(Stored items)
--- Begin ---

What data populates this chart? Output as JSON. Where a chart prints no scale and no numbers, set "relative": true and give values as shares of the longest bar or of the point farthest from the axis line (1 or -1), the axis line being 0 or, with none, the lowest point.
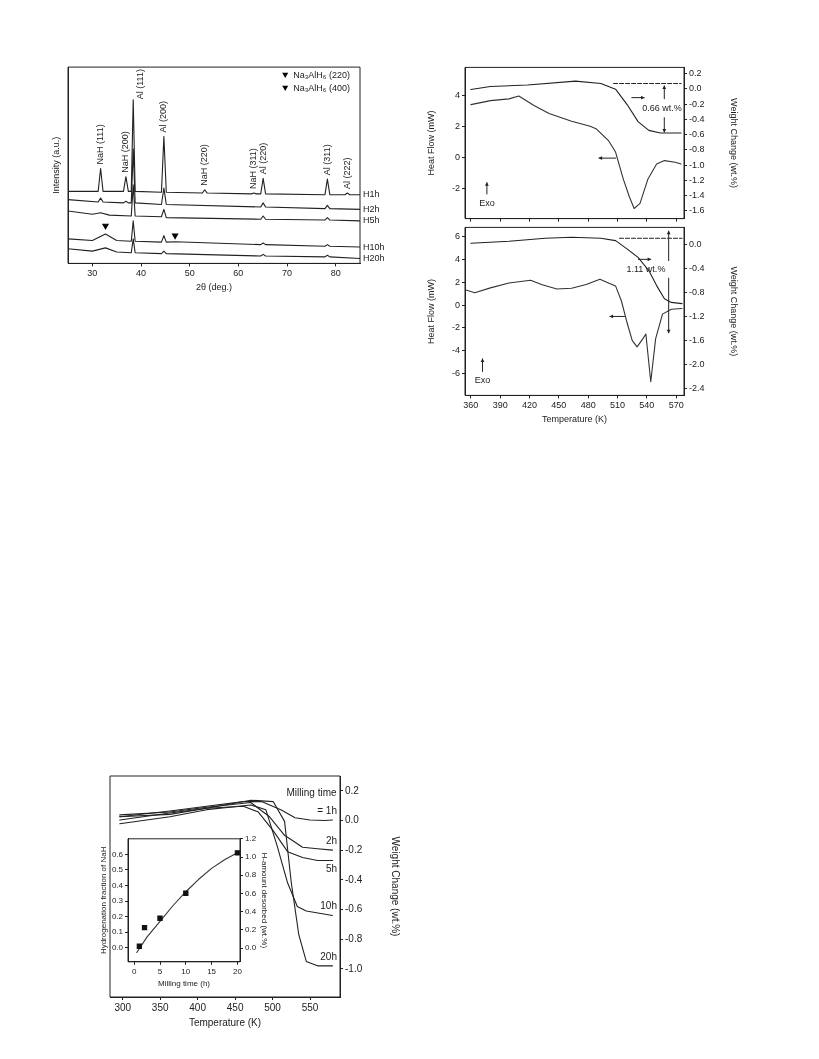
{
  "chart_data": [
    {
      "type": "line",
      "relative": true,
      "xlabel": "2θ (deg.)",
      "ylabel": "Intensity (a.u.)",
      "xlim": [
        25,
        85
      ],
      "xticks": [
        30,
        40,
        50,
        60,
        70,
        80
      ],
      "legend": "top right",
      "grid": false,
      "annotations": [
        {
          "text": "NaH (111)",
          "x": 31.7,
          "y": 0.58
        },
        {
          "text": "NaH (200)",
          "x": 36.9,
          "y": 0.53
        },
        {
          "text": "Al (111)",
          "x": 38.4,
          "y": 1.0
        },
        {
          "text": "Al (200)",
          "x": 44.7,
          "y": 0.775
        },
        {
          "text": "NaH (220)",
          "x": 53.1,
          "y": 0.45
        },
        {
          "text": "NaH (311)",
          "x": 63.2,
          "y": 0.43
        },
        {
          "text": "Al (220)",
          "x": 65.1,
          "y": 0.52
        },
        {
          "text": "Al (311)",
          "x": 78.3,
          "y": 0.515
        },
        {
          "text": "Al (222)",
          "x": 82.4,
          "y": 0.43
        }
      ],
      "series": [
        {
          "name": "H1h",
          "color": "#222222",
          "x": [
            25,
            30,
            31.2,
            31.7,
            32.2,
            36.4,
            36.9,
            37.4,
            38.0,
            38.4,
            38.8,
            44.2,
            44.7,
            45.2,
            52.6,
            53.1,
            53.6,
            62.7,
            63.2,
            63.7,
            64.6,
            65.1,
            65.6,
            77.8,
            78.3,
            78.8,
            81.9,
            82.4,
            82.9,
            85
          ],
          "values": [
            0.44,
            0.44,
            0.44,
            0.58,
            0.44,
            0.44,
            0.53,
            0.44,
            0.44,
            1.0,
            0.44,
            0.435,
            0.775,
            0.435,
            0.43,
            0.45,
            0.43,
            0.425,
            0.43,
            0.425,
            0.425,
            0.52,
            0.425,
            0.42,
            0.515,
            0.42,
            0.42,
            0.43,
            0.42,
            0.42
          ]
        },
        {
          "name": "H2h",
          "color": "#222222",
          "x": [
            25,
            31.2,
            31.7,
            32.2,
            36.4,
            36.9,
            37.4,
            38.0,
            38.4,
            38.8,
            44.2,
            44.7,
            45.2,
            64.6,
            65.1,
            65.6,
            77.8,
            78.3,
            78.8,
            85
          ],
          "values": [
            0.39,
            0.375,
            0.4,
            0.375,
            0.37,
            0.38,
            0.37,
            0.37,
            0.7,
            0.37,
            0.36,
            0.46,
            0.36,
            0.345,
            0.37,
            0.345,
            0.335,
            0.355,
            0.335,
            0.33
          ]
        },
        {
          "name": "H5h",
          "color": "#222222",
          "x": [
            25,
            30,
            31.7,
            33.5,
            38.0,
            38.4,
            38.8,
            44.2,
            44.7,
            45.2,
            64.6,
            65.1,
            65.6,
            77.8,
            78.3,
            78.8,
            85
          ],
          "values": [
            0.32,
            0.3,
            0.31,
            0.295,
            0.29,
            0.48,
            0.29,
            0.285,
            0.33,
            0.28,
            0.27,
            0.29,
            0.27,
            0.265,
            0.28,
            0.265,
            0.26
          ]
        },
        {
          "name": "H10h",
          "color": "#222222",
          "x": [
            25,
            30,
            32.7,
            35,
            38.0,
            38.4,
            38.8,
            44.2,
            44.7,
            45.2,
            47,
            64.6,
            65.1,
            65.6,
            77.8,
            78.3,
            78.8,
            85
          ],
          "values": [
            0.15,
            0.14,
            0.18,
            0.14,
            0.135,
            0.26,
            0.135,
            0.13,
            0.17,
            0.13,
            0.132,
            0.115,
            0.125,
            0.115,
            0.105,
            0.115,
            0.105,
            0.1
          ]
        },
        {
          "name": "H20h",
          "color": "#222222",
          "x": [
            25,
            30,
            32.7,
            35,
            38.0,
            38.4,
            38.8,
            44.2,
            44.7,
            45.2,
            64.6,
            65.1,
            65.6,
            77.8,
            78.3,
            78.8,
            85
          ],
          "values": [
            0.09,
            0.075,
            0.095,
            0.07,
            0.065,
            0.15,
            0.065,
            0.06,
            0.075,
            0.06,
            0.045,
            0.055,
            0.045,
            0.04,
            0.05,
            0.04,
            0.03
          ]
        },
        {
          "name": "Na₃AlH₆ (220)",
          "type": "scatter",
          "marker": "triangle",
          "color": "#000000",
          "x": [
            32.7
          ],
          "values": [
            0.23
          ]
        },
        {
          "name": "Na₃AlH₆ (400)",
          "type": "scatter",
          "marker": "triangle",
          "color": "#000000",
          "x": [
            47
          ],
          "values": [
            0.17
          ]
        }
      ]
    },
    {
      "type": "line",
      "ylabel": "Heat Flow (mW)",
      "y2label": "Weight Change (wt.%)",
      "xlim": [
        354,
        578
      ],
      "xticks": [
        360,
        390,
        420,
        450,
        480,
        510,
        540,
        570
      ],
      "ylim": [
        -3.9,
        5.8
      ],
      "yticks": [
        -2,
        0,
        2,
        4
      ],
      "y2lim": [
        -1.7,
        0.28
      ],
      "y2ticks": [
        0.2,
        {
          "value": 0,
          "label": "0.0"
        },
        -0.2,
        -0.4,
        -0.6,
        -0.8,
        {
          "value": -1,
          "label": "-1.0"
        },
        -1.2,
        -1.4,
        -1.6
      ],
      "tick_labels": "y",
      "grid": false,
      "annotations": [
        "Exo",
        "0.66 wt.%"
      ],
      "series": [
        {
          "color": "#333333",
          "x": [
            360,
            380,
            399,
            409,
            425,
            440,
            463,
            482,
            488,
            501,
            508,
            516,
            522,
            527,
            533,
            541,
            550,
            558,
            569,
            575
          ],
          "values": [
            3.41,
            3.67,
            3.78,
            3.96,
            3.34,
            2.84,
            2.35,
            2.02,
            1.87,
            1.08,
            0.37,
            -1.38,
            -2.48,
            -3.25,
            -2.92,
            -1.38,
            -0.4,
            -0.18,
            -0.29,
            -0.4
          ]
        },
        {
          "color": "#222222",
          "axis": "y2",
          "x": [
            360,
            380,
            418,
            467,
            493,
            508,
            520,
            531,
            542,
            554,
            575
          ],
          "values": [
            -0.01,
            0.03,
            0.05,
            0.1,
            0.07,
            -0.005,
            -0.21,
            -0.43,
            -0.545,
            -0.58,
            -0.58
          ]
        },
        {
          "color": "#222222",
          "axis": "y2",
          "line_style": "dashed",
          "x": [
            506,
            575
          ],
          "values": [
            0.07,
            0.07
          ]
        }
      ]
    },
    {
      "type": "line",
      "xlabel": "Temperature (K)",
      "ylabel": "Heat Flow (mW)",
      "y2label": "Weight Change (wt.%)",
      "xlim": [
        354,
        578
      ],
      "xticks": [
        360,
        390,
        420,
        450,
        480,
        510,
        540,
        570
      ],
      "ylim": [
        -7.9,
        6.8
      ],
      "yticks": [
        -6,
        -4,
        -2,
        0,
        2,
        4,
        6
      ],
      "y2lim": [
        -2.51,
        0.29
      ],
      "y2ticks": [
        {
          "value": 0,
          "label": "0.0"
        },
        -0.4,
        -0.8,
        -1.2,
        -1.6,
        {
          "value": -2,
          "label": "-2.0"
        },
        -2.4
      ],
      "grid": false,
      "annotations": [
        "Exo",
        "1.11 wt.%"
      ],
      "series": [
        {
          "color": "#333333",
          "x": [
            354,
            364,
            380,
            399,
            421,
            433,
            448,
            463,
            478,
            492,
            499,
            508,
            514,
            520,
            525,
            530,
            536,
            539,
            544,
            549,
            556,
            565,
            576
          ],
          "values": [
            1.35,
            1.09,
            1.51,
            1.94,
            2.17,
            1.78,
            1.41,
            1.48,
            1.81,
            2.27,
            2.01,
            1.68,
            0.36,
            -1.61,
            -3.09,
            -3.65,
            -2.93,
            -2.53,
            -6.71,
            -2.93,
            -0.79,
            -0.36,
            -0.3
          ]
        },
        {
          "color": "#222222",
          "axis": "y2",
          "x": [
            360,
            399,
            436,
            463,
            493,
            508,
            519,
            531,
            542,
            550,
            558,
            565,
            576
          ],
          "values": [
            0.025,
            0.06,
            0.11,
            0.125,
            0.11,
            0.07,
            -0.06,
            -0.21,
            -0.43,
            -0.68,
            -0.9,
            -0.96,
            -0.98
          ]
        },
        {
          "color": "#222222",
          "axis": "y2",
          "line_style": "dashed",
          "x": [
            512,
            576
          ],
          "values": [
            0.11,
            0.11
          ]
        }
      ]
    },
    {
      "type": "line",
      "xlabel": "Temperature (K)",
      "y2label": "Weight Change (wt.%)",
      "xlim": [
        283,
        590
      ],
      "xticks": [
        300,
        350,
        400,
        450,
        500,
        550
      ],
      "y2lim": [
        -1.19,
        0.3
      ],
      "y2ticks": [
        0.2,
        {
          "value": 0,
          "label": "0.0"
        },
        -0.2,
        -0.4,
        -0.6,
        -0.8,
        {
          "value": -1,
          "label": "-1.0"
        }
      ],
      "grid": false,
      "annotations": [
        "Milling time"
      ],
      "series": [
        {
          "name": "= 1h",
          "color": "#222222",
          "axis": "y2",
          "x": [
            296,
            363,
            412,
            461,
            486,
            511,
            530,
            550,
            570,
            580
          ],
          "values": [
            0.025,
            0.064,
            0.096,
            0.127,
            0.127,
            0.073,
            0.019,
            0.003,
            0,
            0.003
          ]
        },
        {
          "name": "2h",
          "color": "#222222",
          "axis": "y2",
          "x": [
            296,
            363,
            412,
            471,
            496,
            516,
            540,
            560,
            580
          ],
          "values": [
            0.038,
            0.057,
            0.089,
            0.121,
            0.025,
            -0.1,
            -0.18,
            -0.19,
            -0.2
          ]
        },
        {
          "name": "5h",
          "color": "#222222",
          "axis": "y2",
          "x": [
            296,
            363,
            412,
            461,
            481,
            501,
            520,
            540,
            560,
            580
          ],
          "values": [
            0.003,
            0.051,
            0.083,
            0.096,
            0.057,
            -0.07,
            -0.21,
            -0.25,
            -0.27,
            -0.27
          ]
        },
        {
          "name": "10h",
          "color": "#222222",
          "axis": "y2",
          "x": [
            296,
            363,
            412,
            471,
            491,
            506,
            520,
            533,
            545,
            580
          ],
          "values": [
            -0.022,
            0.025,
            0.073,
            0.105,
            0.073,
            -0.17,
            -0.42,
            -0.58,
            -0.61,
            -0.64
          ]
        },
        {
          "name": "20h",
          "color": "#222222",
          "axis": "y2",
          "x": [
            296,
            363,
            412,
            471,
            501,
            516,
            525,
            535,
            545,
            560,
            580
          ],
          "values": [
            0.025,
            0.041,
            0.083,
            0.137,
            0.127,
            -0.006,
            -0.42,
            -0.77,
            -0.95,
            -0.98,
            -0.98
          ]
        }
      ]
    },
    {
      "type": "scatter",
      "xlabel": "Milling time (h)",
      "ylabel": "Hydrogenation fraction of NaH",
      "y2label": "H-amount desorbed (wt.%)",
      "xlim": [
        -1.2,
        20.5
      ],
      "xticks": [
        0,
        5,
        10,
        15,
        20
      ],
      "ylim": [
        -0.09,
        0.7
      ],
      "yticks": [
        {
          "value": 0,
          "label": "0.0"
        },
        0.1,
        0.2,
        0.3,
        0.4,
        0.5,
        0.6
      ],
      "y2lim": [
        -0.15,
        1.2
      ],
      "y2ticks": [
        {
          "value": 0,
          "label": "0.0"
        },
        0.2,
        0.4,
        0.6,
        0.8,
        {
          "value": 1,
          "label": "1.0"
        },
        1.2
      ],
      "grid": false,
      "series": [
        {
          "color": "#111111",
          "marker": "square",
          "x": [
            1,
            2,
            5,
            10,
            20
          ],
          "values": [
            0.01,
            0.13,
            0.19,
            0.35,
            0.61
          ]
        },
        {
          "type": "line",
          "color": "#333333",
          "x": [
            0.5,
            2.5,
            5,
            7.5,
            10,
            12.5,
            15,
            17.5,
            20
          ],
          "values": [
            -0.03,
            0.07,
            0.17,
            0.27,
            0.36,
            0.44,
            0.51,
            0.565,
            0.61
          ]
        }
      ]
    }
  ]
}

--- End ---

**WRITTEN EXERCISE:** Find the word "text" in the material, then list each line that holds it.

**TASK RESULT:**
          "text": "NaH (111)",
          "text": "NaH (200)",
          "text": "Al (111)",
          "text": "Al (200)",
          "text": "NaH (220)",
          "text": "NaH (311)",
          "text": "Al (220)",
          "text": "Al (311)",
          "text": "Al (222)",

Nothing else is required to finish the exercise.